Problem description
Make an exact copy of the records, with the pictures left out.

Supplied entries
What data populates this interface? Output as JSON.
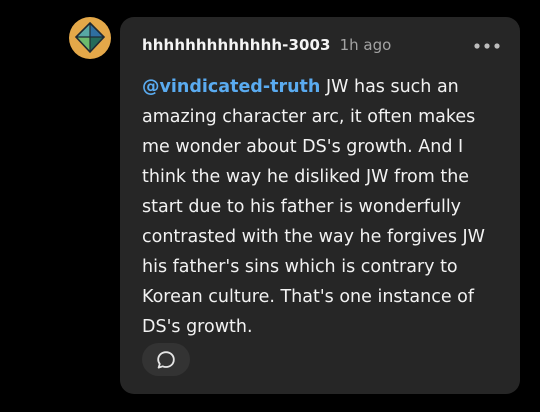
{
  "comment": {
    "username": "hhhhhhhhhhhhh-3003",
    "timestamp": "1h ago",
    "mention": "@vindicated-truth",
    "body": " JW has such an amazing character arc, it often makes me wonder about DS's growth. And I think the way he disliked JW from the start due to his father is wonderfully contrasted with the way he forgives JW his father's sins which is contrary to Korean culture. That's one instance of DS's growth.",
    "avatar_icon": "diamond-avatar-icon",
    "more_icon": "more-dots-icon",
    "reply_icon": "speech-bubble-icon"
  },
  "colors": {
    "card_bg": "#262626",
    "mention": "#5aabf0",
    "avatar_bg": "#e4a849"
  }
}
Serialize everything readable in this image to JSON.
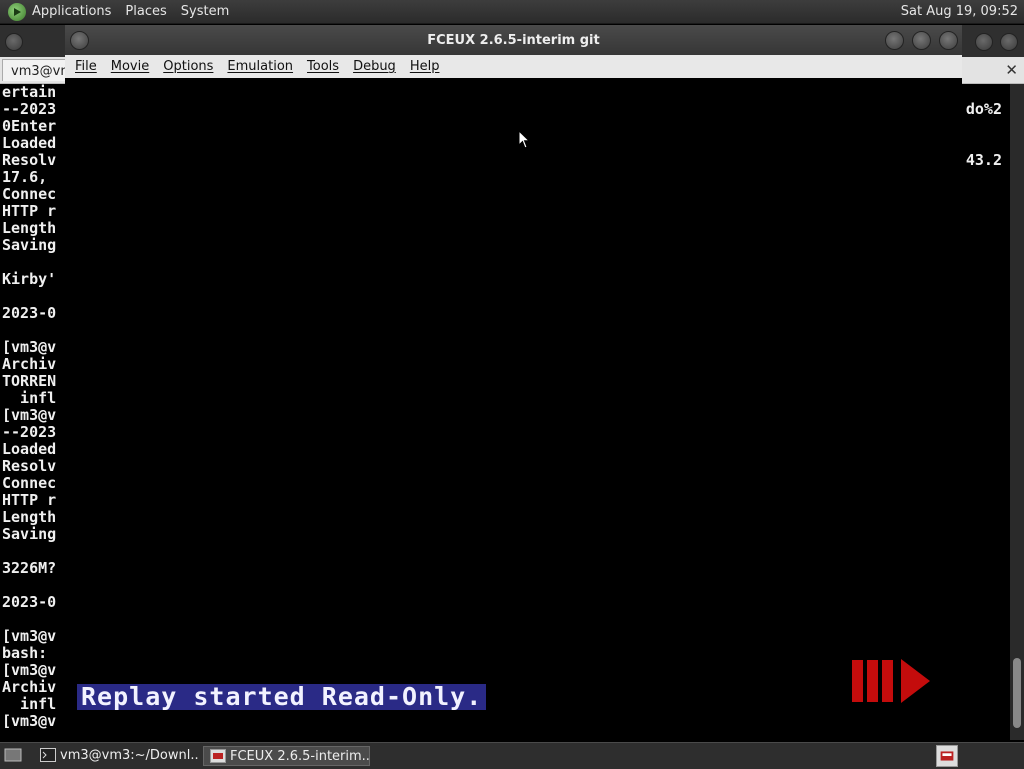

Exercise solution
What data populates this interface? Output as JSON.
{
  "comment": {
    "username": "hhhhhhhhhhhhh-3003",
    "timestamp": "1h ago",
    "mention": "@vindicated-truth",
    "body": " JW has such an amazing character arc, it often makes me wonder about DS's growth. And I think the way he disliked JW from the start due to his father is wonderfully contrasted with the way he forgives JW his father's sins which is contrary to Korean culture. That's one instance of DS's growth.",
    "avatar_icon": "diamond-avatar-icon",
    "more_icon": "more-dots-icon",
    "reply_icon": "speech-bubble-icon"
  },
  "colors": {
    "card_bg": "#262626",
    "mention": "#5aabf0",
    "avatar_bg": "#e4a849"
  }
}
Serialize everything readable in this image to JSON.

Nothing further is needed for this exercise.